-- Begin --

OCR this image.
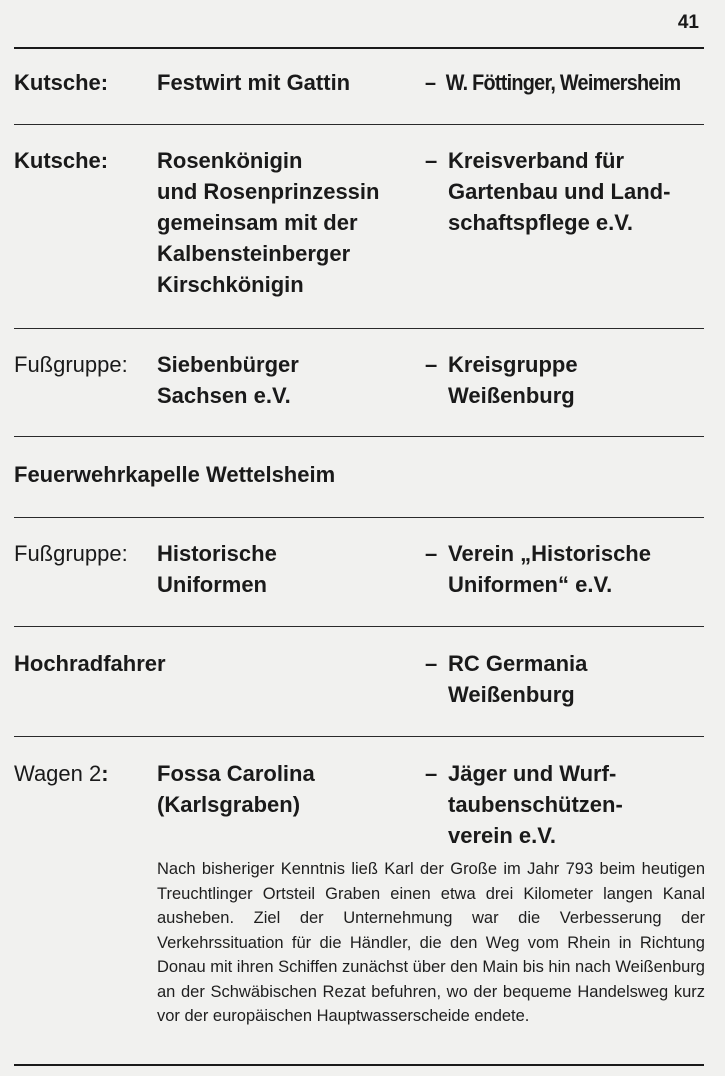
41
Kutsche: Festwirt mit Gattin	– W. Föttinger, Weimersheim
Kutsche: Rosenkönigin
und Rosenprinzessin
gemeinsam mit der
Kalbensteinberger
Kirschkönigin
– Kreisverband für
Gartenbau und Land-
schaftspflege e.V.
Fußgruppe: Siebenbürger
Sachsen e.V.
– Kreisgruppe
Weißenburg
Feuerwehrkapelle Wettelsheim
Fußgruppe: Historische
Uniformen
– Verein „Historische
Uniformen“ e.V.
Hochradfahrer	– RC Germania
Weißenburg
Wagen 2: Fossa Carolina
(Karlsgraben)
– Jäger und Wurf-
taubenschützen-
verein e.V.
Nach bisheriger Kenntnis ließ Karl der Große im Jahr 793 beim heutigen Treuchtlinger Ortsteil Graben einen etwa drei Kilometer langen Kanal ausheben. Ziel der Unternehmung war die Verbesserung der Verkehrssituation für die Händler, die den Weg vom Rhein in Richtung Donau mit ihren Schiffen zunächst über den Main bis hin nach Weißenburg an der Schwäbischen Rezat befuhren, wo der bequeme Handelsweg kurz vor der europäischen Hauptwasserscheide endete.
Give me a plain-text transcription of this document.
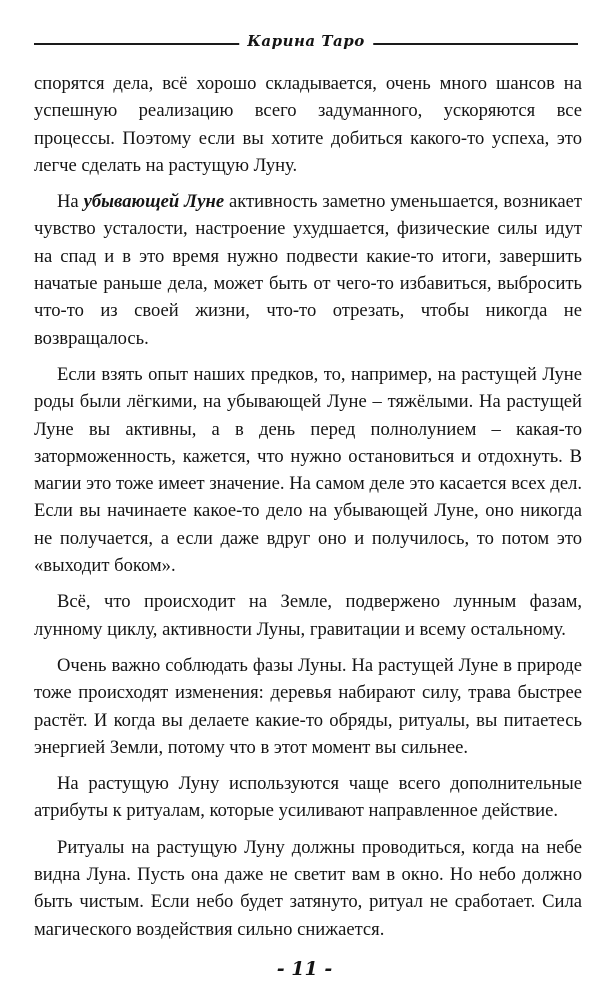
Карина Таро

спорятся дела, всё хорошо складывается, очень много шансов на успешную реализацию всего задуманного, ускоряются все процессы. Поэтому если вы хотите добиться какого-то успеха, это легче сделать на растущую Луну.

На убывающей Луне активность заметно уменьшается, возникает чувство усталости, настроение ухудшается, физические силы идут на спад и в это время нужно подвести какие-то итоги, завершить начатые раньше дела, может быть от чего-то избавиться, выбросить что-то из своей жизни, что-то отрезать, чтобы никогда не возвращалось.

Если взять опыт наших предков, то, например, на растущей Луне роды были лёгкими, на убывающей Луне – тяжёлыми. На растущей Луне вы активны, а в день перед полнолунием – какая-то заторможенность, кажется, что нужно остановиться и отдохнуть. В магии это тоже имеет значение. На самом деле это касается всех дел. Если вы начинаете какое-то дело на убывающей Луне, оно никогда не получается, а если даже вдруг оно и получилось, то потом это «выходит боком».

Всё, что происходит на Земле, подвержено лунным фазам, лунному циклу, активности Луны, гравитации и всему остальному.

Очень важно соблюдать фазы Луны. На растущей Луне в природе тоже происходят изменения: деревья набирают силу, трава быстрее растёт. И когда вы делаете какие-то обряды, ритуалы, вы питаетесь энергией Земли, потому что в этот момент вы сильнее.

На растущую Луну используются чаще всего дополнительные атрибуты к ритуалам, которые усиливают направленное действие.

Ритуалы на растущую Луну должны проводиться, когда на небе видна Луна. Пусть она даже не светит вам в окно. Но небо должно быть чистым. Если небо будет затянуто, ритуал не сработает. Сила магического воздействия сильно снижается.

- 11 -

-- End --
-- Begin --

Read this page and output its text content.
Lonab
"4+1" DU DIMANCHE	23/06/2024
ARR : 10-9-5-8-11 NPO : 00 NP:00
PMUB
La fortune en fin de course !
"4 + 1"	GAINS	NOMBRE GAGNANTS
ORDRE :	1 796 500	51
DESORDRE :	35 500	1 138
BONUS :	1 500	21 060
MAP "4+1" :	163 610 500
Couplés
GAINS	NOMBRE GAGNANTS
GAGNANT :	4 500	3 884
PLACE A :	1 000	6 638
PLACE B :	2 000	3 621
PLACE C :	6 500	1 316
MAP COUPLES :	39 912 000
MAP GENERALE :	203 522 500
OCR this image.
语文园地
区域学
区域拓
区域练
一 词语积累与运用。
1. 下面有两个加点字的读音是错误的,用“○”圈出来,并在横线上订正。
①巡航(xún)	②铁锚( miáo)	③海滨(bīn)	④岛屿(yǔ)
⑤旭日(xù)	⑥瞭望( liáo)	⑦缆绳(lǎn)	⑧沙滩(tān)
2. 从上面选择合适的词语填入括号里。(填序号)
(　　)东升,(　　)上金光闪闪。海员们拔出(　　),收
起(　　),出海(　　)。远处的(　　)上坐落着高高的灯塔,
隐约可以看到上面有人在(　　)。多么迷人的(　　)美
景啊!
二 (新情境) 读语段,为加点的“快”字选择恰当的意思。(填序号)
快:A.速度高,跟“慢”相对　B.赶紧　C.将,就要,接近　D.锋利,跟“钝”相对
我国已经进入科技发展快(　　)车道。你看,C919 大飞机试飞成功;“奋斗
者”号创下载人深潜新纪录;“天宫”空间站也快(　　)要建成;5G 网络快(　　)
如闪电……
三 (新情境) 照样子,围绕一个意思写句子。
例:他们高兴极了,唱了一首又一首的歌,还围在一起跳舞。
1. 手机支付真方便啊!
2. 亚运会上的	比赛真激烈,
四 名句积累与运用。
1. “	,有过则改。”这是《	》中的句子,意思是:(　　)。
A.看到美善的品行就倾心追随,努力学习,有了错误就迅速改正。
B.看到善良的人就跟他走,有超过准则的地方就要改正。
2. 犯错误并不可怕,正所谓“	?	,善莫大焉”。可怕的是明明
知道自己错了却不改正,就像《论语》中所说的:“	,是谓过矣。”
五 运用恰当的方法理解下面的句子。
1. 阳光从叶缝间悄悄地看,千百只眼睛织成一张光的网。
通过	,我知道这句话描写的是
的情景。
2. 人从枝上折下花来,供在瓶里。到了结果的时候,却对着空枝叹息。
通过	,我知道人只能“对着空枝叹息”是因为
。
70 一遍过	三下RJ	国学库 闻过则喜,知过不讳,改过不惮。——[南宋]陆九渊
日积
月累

-- End --

EXERCISE AIM → Pull out every line containing "this".

REPLY TO THE TASK →
OCR this image.
Give me a plain-text transcription of this document.
Read this page and output its text content.
OCR this image.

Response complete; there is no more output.